## Data records
--------------------

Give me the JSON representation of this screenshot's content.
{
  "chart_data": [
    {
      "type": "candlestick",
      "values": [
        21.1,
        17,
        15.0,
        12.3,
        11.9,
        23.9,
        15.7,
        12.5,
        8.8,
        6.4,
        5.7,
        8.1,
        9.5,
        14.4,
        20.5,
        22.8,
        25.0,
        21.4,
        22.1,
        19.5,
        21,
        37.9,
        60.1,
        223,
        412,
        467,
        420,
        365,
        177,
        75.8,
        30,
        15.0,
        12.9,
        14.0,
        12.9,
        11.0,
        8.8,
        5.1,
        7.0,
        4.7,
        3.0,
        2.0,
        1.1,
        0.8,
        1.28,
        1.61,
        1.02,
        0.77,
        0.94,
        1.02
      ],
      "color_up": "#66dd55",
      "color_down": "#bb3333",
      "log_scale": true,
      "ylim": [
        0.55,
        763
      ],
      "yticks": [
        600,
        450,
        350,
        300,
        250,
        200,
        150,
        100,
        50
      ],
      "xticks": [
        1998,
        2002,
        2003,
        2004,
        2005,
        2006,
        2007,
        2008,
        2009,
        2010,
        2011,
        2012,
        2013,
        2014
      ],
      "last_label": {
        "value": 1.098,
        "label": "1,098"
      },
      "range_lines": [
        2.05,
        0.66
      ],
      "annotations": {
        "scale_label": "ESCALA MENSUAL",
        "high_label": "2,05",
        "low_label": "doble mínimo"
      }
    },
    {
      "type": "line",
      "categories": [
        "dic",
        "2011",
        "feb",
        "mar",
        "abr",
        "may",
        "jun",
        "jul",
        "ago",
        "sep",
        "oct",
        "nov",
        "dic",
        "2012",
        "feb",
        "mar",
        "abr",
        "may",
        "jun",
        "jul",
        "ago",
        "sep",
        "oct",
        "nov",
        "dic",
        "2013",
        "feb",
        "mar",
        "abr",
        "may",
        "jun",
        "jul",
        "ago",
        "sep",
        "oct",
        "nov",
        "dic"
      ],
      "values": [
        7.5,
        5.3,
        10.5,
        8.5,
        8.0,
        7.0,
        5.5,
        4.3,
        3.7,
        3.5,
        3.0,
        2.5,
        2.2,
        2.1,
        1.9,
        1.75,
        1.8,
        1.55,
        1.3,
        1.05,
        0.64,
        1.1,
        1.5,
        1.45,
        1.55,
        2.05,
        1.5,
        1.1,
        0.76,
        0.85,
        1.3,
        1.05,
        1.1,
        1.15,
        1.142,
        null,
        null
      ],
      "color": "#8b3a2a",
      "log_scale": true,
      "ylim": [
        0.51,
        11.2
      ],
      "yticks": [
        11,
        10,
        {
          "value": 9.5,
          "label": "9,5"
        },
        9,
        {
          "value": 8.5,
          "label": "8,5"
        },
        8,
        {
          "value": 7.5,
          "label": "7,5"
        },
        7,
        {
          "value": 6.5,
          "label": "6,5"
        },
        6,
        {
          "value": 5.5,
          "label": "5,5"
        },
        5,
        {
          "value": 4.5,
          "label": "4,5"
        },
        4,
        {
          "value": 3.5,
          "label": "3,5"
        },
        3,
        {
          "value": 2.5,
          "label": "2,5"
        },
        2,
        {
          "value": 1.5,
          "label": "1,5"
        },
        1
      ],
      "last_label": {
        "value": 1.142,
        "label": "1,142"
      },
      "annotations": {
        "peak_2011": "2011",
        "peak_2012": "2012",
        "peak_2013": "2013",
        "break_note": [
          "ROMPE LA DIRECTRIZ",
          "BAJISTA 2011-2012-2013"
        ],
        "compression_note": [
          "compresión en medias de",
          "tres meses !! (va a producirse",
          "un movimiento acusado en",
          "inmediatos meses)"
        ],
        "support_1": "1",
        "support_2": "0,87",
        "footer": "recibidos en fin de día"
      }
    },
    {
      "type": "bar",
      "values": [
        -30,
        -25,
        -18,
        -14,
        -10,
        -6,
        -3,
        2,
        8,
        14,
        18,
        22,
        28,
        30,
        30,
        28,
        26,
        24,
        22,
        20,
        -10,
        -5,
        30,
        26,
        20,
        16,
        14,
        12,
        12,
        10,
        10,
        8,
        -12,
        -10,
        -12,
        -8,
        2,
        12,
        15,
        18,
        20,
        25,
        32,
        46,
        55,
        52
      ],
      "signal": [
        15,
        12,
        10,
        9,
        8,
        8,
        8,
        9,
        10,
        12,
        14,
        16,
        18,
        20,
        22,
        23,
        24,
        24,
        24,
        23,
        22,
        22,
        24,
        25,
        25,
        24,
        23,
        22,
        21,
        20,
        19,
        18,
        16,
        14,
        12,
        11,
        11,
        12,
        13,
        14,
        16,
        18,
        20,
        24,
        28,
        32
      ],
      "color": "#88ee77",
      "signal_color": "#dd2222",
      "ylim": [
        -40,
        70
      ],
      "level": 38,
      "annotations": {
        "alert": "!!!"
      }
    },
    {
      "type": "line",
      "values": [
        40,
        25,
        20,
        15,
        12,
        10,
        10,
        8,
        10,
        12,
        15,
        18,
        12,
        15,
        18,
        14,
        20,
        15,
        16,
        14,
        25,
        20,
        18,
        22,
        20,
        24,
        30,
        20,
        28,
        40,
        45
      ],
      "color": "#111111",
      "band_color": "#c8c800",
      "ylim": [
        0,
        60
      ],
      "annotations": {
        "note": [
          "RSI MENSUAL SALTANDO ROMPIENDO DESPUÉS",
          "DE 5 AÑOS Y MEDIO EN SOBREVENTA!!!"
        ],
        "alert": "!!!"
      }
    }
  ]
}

--------------------

## Your objective
Copy out each line in the listing that has the word "type".

## Completed exercise
      "type": "candlestick",
      "type": "line",
      "type": "bar",
      "type": "line",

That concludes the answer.